[Data items]
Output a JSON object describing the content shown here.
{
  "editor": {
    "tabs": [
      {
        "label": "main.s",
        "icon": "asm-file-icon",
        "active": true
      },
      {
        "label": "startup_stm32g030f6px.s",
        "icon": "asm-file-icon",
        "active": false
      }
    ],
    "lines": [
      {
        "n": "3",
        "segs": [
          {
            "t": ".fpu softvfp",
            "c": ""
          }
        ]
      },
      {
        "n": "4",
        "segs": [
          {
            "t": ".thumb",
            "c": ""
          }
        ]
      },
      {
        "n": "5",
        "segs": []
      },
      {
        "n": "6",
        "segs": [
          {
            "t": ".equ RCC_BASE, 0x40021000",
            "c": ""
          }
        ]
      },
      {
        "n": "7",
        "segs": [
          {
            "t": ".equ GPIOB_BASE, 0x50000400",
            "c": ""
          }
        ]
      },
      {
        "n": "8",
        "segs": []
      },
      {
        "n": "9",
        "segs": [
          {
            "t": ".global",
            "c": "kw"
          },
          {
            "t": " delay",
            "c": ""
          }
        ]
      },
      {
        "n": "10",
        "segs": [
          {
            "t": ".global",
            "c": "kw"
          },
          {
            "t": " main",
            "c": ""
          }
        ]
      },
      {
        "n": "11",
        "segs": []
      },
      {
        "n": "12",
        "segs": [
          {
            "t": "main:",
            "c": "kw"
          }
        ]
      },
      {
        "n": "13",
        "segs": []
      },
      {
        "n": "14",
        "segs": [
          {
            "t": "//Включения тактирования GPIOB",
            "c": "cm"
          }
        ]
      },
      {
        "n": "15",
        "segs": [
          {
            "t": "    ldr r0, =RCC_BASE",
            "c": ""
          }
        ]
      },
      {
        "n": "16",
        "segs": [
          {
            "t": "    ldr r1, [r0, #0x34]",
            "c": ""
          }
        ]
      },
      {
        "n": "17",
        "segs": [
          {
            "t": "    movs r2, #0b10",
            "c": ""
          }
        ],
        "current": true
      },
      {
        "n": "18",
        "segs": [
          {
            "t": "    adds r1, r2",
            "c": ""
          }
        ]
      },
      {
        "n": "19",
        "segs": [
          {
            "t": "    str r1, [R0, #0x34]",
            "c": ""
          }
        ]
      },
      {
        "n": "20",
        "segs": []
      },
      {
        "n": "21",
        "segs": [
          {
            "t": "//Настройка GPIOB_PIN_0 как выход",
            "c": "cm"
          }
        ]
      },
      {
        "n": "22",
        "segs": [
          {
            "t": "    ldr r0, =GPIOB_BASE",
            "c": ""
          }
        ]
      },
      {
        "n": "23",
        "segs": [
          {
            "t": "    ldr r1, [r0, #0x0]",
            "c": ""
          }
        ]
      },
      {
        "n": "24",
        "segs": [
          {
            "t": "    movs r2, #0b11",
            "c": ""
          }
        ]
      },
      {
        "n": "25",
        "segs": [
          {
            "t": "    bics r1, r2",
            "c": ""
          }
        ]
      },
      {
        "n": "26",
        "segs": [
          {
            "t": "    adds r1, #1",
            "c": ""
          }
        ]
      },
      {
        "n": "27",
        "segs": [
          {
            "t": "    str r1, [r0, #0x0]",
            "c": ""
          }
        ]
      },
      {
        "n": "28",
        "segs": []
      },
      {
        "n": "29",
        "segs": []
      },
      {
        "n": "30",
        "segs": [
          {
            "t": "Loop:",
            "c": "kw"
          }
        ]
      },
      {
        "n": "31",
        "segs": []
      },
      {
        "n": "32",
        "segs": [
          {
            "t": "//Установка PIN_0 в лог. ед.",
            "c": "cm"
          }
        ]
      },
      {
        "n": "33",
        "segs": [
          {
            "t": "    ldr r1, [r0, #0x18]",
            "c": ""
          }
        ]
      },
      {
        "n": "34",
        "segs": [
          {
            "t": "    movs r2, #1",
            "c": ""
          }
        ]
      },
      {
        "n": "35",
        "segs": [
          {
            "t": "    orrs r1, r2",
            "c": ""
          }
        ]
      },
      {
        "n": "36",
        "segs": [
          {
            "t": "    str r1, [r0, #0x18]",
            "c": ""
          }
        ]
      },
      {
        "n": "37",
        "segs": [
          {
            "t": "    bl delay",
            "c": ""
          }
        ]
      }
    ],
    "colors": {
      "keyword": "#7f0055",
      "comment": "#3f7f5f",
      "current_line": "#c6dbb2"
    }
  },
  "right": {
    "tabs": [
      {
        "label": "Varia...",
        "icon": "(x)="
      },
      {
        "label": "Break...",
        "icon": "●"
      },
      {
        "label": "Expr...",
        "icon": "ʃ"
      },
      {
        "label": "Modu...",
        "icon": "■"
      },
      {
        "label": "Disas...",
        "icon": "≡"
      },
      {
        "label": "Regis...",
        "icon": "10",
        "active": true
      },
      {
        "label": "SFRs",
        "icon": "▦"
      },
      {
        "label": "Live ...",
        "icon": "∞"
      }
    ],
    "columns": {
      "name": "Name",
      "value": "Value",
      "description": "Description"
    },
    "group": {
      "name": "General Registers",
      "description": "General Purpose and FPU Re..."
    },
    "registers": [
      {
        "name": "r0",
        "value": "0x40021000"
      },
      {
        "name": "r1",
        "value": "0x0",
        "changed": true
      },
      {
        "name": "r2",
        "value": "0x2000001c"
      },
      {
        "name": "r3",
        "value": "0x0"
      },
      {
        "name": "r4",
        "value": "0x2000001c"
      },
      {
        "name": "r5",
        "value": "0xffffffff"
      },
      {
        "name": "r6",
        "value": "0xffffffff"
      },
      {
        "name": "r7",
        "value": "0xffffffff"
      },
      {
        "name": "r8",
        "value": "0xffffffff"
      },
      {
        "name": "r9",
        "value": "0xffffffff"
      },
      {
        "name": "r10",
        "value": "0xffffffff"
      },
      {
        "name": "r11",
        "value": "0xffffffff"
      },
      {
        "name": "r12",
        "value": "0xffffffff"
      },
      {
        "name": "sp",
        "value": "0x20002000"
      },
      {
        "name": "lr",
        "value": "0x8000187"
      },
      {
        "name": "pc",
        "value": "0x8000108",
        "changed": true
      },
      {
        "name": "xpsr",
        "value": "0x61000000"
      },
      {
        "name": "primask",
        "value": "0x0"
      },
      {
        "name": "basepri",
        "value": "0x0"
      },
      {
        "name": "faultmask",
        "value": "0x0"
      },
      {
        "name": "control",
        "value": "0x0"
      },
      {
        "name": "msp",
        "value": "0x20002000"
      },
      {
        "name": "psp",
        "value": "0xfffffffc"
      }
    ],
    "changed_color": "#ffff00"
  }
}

> **Aim**:
Transcribe the entire listing above precisely.

> **Result below**:
Output a JSON object describing the content shown here.
{
  "editor": {
    "tabs": [
      {
        "label": "main.s",
        "icon": "asm-file-icon",
        "active": true
      },
      {
        "label": "startup_stm32g030f6px.s",
        "icon": "asm-file-icon",
        "active": false
      }
    ],
    "lines": [
      {
        "n": "3",
        "segs": [
          {
            "t": ".fpu softvfp",
            "c": ""
          }
        ]
      },
      {
        "n": "4",
        "segs": [
          {
            "t": ".thumb",
            "c": ""
          }
        ]
      },
      {
        "n": "5",
        "segs": []
      },
      {
        "n": "6",
        "segs": [
          {
            "t": ".equ RCC_BASE, 0x40021000",
            "c": ""
          }
        ]
      },
      {
        "n": "7",
        "segs": [
          {
            "t": ".equ GPIOB_BASE, 0x50000400",
            "c": ""
          }
        ]
      },
      {
        "n": "8",
        "segs": []
      },
      {
        "n": "9",
        "segs": [
          {
            "t": ".global",
            "c": "kw"
          },
          {
            "t": " delay",
            "c": ""
          }
        ]
      },
      {
        "n": "10",
        "segs": [
          {
            "t": ".global",
            "c": "kw"
          },
          {
            "t": " main",
            "c": ""
          }
        ]
      },
      {
        "n": "11",
        "segs": []
      },
      {
        "n": "12",
        "segs": [
          {
            "t": "main:",
            "c": "kw"
          }
        ]
      },
      {
        "n": "13",
        "segs": []
      },
      {
        "n": "14",
        "segs": [
          {
            "t": "//Включения тактирования GPIOB",
            "c": "cm"
          }
        ]
      },
      {
        "n": "15",
        "segs": [
          {
            "t": "    ldr r0, =RCC_BASE",
            "c": ""
          }
        ]
      },
      {
        "n": "16",
        "segs": [
          {
            "t": "    ldr r1, [r0, #0x34]",
            "c": ""
          }
        ]
      },
      {
        "n": "17",
        "segs": [
          {
            "t": "    movs r2, #0b10",
            "c": ""
          }
        ],
        "current": true
      },
      {
        "n": "18",
        "segs": [
          {
            "t": "    adds r1, r2",
            "c": ""
          }
        ]
      },
      {
        "n": "19",
        "segs": [
          {
            "t": "    str r1, [R0, #0x34]",
            "c": ""
          }
        ]
      },
      {
        "n": "20",
        "segs": []
      },
      {
        "n": "21",
        "segs": [
          {
            "t": "//Настройка GPIOB_PIN_0 как выход",
            "c": "cm"
          }
        ]
      },
      {
        "n": "22",
        "segs": [
          {
            "t": "    ldr r0, =GPIOB_BASE",
            "c": ""
          }
        ]
      },
      {
        "n": "23",
        "segs": [
          {
            "t": "    ldr r1, [r0, #0x0]",
            "c": ""
          }
        ]
      },
      {
        "n": "24",
        "segs": [
          {
            "t": "    movs r2, #0b11",
            "c": ""
          }
        ]
      },
      {
        "n": "25",
        "segs": [
          {
            "t": "    bics r1, r2",
            "c": ""
          }
        ]
      },
      {
        "n": "26",
        "segs": [
          {
            "t": "    adds r1, #1",
            "c": ""
          }
        ]
      },
      {
        "n": "27",
        "segs": [
          {
            "t": "    str r1, [r0, #0x0]",
            "c": ""
          }
        ]
      },
      {
        "n": "28",
        "segs": []
      },
      {
        "n": "29",
        "segs": []
      },
      {
        "n": "30",
        "segs": [
          {
            "t": "Loop:",
            "c": "kw"
          }
        ]
      },
      {
        "n": "31",
        "segs": []
      },
      {
        "n": "32",
        "segs": [
          {
            "t": "//Установка PIN_0 в лог. ед.",
            "c": "cm"
          }
        ]
      },
      {
        "n": "33",
        "segs": [
          {
            "t": "    ldr r1, [r0, #0x18]",
            "c": ""
          }
        ]
      },
      {
        "n": "34",
        "segs": [
          {
            "t": "    movs r2, #1",
            "c": ""
          }
        ]
      },
      {
        "n": "35",
        "segs": [
          {
            "t": "    orrs r1, r2",
            "c": ""
          }
        ]
      },
      {
        "n": "36",
        "segs": [
          {
            "t": "    str r1, [r0, #0x18]",
            "c": ""
          }
        ]
      },
      {
        "n": "37",
        "segs": [
          {
            "t": "    bl delay",
            "c": ""
          }
        ]
      }
    ],
    "colors": {
      "keyword": "#7f0055",
      "comment": "#3f7f5f",
      "current_line": "#c6dbb2"
    }
  },
  "right": {
    "tabs": [
      {
        "label": "Varia...",
        "icon": "(x)="
      },
      {
        "label": "Break...",
        "icon": "●"
      },
      {
        "label": "Expr...",
        "icon": "ʃ"
      },
      {
        "label": "Modu...",
        "icon": "■"
      },
      {
        "label": "Disas...",
        "icon": "≡"
      },
      {
        "label": "Regis...",
        "icon": "10",
        "active": true
      },
      {
        "label": "SFRs",
        "icon": "▦"
      },
      {
        "label": "Live ...",
        "icon": "∞"
      }
    ],
    "columns": {
      "name": "Name",
      "value": "Value",
      "description": "Description"
    },
    "group": {
      "name": "General Registers",
      "description": "General Purpose and FPU Re..."
    },
    "registers": [
      {
        "name": "r0",
        "value": "0x40021000"
      },
      {
        "name": "r1",
        "value": "0x0",
        "changed": true
      },
      {
        "name": "r2",
        "value": "0x2000001c"
      },
      {
        "name": "r3",
        "value": "0x0"
      },
      {
        "name": "r4",
        "value": "0x2000001c"
      },
      {
        "name": "r5",
        "value": "0xffffffff"
      },
      {
        "name": "r6",
        "value": "0xffffffff"
      },
      {
        "name": "r7",
        "value": "0xffffffff"
      },
      {
        "name": "r8",
        "value": "0xffffffff"
      },
      {
        "name": "r9",
        "value": "0xffffffff"
      },
      {
        "name": "r10",
        "value": "0xffffffff"
      },
      {
        "name": "r11",
        "value": "0xffffffff"
      },
      {
        "name": "r12",
        "value": "0xffffffff"
      },
      {
        "name": "sp",
        "value": "0x20002000"
      },
      {
        "name": "lr",
        "value": "0x8000187"
      },
      {
        "name": "pc",
        "value": "0x8000108",
        "changed": true
      },
      {
        "name": "xpsr",
        "value": "0x61000000"
      },
      {
        "name": "primask",
        "value": "0x0"
      },
      {
        "name": "basepri",
        "value": "0x0"
      },
      {
        "name": "faultmask",
        "value": "0x0"
      },
      {
        "name": "control",
        "value": "0x0"
      },
      {
        "name": "msp",
        "value": "0x20002000"
      },
      {
        "name": "psp",
        "value": "0xfffffffc"
      }
    ],
    "changed_color": "#ffff00"
  }
}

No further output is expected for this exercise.